• YOUR OBJECTIVE:
Copy out the entries below line for line, with no changes.

─── DATA PROVIDED ───

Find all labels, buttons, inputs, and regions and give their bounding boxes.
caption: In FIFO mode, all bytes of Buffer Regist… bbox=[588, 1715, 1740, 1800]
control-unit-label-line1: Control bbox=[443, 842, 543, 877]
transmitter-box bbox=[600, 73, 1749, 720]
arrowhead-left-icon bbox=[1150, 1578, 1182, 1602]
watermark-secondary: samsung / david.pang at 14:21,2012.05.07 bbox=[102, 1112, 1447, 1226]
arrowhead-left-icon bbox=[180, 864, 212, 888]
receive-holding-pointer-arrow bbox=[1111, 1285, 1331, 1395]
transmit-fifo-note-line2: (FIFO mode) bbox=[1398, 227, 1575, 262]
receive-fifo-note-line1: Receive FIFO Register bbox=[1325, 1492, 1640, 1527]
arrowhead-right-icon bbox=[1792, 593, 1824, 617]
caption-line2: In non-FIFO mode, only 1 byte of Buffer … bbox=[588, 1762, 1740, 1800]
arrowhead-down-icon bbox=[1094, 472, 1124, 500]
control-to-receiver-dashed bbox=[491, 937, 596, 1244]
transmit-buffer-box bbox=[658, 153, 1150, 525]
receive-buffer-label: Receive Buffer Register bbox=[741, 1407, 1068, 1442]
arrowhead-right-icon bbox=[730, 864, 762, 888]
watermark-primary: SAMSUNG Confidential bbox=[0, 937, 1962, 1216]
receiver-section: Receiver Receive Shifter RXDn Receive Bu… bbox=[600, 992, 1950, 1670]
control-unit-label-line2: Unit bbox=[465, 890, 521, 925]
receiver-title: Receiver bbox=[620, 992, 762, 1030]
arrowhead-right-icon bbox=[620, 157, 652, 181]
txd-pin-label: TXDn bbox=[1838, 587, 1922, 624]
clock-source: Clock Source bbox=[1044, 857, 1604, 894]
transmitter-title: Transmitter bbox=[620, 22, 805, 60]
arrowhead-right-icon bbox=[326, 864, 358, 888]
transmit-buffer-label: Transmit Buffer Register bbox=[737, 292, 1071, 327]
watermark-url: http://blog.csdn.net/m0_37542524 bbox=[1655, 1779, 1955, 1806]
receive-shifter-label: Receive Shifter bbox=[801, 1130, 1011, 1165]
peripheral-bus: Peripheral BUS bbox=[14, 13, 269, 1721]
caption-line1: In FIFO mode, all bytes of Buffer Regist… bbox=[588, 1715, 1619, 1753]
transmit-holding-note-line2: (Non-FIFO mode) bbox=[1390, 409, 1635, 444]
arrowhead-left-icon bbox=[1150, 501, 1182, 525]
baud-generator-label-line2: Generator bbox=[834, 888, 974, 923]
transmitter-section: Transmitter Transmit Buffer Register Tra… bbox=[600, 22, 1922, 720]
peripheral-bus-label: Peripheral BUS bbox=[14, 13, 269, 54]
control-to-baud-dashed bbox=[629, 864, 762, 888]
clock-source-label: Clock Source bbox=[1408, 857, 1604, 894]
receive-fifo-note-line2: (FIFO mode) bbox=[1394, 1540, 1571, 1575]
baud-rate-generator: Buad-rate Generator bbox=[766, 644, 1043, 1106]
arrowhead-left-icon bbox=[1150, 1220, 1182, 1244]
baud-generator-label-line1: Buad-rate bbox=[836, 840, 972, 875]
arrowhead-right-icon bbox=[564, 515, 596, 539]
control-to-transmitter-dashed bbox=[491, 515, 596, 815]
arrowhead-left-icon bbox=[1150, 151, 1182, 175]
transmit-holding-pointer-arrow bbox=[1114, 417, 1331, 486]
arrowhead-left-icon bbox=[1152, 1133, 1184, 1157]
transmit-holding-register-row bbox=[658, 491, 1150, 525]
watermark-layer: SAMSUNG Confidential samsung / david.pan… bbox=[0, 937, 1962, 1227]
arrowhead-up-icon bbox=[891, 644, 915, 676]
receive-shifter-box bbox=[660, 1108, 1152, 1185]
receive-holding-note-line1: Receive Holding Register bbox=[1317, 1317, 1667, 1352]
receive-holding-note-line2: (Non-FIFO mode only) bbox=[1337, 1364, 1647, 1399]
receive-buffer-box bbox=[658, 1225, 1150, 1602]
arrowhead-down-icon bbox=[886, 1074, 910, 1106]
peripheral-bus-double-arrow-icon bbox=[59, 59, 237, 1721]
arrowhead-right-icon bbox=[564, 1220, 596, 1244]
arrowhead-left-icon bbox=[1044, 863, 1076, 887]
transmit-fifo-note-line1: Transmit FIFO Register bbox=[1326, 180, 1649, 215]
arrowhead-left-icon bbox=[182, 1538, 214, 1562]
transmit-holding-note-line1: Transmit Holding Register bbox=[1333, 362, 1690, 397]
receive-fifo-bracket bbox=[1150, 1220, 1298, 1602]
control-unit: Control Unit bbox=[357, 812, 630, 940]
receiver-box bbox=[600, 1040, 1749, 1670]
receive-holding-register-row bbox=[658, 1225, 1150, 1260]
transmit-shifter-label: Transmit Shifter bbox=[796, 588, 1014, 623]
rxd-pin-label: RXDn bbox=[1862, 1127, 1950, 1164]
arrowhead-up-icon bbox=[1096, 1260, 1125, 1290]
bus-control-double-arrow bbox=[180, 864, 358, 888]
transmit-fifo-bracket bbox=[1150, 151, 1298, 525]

───

• TASK RESULT:
Find all labels, buttons, inputs, and regions and give their bounding boxes.
caption: In FIFO mode, all bytes of Buffer Regist… bbox=[588, 1715, 1740, 1800]
control-unit-label-line1: Control bbox=[443, 842, 543, 877]
transmitter-box bbox=[600, 73, 1749, 720]
arrowhead-left-icon bbox=[1150, 1578, 1182, 1602]
watermark-secondary: samsung / david.pang at 14:21,2012.05.07 bbox=[102, 1112, 1447, 1226]
arrowhead-left-icon bbox=[180, 864, 212, 888]
receive-holding-pointer-arrow bbox=[1111, 1285, 1331, 1395]
transmit-fifo-note-line2: (FIFO mode) bbox=[1398, 227, 1575, 262]
receive-fifo-note-line1: Receive FIFO Register bbox=[1325, 1492, 1640, 1527]
arrowhead-right-icon bbox=[1792, 593, 1824, 617]
caption-line2: In non-FIFO mode, only 1 byte of Buffer … bbox=[588, 1762, 1740, 1800]
arrowhead-down-icon bbox=[1094, 472, 1124, 500]
control-to-receiver-dashed bbox=[491, 937, 596, 1244]
transmit-buffer-box bbox=[658, 153, 1150, 525]
receive-buffer-label: Receive Buffer Register bbox=[741, 1407, 1068, 1442]
arrowhead-right-icon bbox=[730, 864, 762, 888]
watermark-primary: SAMSUNG Confidential bbox=[0, 937, 1962, 1216]
receiver-section: Receiver Receive Shifter RXDn Receive Bu… bbox=[600, 992, 1950, 1670]
control-unit-label-line2: Unit bbox=[465, 890, 521, 925]
receiver-title: Receiver bbox=[620, 992, 762, 1030]
arrowhead-right-icon bbox=[620, 157, 652, 181]
txd-pin-label: TXDn bbox=[1838, 587, 1922, 624]
clock-source: Clock Source bbox=[1044, 857, 1604, 894]
transmitter-title: Transmitter bbox=[620, 22, 805, 60]
arrowhead-right-icon bbox=[326, 864, 358, 888]
transmit-buffer-label: Transmit Buffer Register bbox=[737, 292, 1071, 327]
watermark-url: http://blog.csdn.net/m0_37542524 bbox=[1655, 1779, 1955, 1806]
receive-shifter-label: Receive Shifter bbox=[801, 1130, 1011, 1165]
peripheral-bus: Peripheral BUS bbox=[14, 13, 269, 1721]
caption-line1: In FIFO mode, all bytes of Buffer Regist… bbox=[588, 1715, 1619, 1753]
transmit-holding-note-line2: (Non-FIFO mode) bbox=[1390, 409, 1635, 444]
arrowhead-left-icon bbox=[1150, 501, 1182, 525]
baud-generator-label-line2: Generator bbox=[834, 888, 974, 923]
transmitter-section: Transmitter Transmit Buffer Register Tra… bbox=[600, 22, 1922, 720]
peripheral-bus-label: Peripheral BUS bbox=[14, 13, 269, 54]
control-to-baud-dashed bbox=[629, 864, 762, 888]
clock-source-label: Clock Source bbox=[1408, 857, 1604, 894]
receive-fifo-note-line2: (FIFO mode) bbox=[1394, 1540, 1571, 1575]
baud-rate-generator: Buad-rate Generator bbox=[766, 644, 1043, 1106]
arrowhead-left-icon bbox=[1150, 1220, 1182, 1244]
baud-generator-label-line1: Buad-rate bbox=[836, 840, 972, 875]
arrowhead-right-icon bbox=[564, 515, 596, 539]
control-to-transmitter-dashed bbox=[491, 515, 596, 815]
arrowhead-left-icon bbox=[1150, 151, 1182, 175]
transmit-holding-pointer-arrow bbox=[1114, 417, 1331, 486]
arrowhead-left-icon bbox=[1152, 1133, 1184, 1157]
transmit-holding-register-row bbox=[658, 491, 1150, 525]
watermark-layer: SAMSUNG Confidential samsung / david.pan… bbox=[0, 937, 1962, 1227]
arrowhead-up-icon bbox=[891, 644, 915, 676]
receive-shifter-box bbox=[660, 1108, 1152, 1185]
receive-holding-note-line1: Receive Holding Register bbox=[1317, 1317, 1667, 1352]
receive-holding-note-line2: (Non-FIFO mode only) bbox=[1337, 1364, 1647, 1399]
receive-buffer-box bbox=[658, 1225, 1150, 1602]
arrowhead-down-icon bbox=[886, 1074, 910, 1106]
peripheral-bus-double-arrow-icon bbox=[59, 59, 237, 1721]
arrowhead-right-icon bbox=[564, 1220, 596, 1244]
arrowhead-left-icon bbox=[1044, 863, 1076, 887]
transmit-fifo-note-line1: Transmit FIFO Register bbox=[1326, 180, 1649, 215]
arrowhead-left-icon bbox=[182, 1538, 214, 1562]
transmit-holding-note-line1: Transmit Holding Register bbox=[1333, 362, 1690, 397]
receive-fifo-bracket bbox=[1150, 1220, 1298, 1602]
control-unit: Control Unit bbox=[357, 812, 630, 940]
receiver-box bbox=[600, 1040, 1749, 1670]
receive-holding-register-row bbox=[658, 1225, 1150, 1260]
transmit-shifter-label: Transmit Shifter bbox=[796, 588, 1014, 623]
rxd-pin-label: RXDn bbox=[1862, 1127, 1950, 1164]
arrowhead-up-icon bbox=[1096, 1260, 1125, 1290]
bus-control-double-arrow bbox=[180, 864, 358, 888]
transmit-fifo-bracket bbox=[1150, 151, 1298, 525]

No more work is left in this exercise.